Carroll and Doyle bring Irish jigs to the world

Irish musicians learn traditional jigs and reels by playing them in sessions. These jamlike gatherings, at parties and in pubs, have their own particular etiquette. For instance, apprentice bodhrán drummers generally aren't welcome because loud rhythmic lapses screw things up for everyone else. (The legendary piper Séamus Ennis once quipped that the best way to play the frame drum was "with a knife".) Another unspoken rule is that you don't introduce original tunes into the session, as no one will be able to play along.

So for years Liz Carroll's prodigious talent as a writer of traditional tunes went largely unknown. The Chicago-born fiddler, who currently plays in a duo with guitarist John Doyle, has forged compositions in the Irish mould since her childhood, but only her family got to hear them. She certainly didn't play any when, in 1974 and '75, she won the coveted All-Ireland Championships' junior and senior levels–becoming only the second Irish-American fiddler to do so.

"I've always written because I love to, and, because there never seemed to be enough tunes around, I wanted to create little challenges for my fingers and my ears," says Carroll, on the line from her Windy City home. "That's the reason I learned every damn tune I could hear. You didn't want to be left out."

These days, Carroll is happy to be making albums and getting her original compositions in circulation. Tracks like the achingly soulful slip jig "For the Love of Music" and the wild-swinging reel "The Potato on the Door", both from 2002's Lake Effect, are destined to become favourites at Irish-music sessions from Sydney to Sligo.

→ **Required actions**:
(a) In the article on Liz Carroll, which album includes the tracks "For the Love of Music" and "The Potato on the Door"?
(b) Write a continuation of the article on Liz Carroll, starting after its final sentence.

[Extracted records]
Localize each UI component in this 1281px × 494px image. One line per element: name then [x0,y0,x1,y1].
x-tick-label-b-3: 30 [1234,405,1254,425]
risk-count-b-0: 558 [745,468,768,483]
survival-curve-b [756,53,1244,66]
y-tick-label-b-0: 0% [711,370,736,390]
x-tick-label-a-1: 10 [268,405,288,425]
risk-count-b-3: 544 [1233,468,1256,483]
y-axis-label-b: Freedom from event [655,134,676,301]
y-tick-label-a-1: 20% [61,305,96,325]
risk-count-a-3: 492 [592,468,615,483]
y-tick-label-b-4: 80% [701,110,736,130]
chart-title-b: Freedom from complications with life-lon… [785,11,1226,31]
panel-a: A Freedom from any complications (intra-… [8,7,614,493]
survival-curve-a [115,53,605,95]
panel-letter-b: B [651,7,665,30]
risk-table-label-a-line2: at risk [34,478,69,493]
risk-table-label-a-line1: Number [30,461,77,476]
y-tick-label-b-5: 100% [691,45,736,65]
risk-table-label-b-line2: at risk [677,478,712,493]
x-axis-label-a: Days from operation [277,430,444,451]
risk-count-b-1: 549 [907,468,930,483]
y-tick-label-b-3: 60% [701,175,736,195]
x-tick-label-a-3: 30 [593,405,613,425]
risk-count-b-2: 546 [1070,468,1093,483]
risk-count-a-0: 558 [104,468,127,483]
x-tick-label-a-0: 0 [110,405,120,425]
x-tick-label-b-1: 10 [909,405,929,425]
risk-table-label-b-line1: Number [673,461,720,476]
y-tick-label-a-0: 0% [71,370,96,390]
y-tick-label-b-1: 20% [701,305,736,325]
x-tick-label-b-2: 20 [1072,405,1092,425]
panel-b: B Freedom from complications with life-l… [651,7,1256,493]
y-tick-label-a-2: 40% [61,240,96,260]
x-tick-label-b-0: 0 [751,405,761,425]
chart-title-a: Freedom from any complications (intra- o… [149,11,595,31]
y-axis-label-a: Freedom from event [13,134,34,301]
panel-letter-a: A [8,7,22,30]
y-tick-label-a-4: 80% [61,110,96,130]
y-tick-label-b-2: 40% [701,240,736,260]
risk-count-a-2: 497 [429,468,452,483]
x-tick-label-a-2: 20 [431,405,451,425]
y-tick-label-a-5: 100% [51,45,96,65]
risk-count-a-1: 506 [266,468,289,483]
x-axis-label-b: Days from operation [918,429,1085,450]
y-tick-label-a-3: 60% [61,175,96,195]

→ **Answers for the exercise**:
(a) Lake Effect, released in 2002.

(b)
"When I was really young, my tunes didn't sound like anything that would get played," she remembers. "Then they got nicer, and then they got complicated because it was all about getting around the instrument–more about difficulty than melody. Later on they're all about melody, and they don't have to be difficult."

In recent years Carroll has found the perfect musical partner for her spirited new Irish music in Doyle, a former member of the band Solas. The Dublin-born guitarist is a brilliant accompanist, combining harmonic richness with dazzling agility and speed. He also helped arrange the 23 Carroll-penned tunes on 2005's In Play, the duo's first release.

"I have my own idea of what I want the chords to be," Carroll says. "But when John starts playing and putting in his ideas, the tune gets better–a lot better. Being fast also means he gets things fast. He really understands those gutsy kind of tunes that are about 'Let's dig in here.' And if you do something new with a tune, if you change something, he'll pick up on it right away and throw it back at you with a laugh the next time it's played through."

In other words, he'd be a great guy to have at a session.

Liz Carroll and John Doyle appear at the Vancouver Folk Music Festival on Saturday and Sunday (July 14 and 15).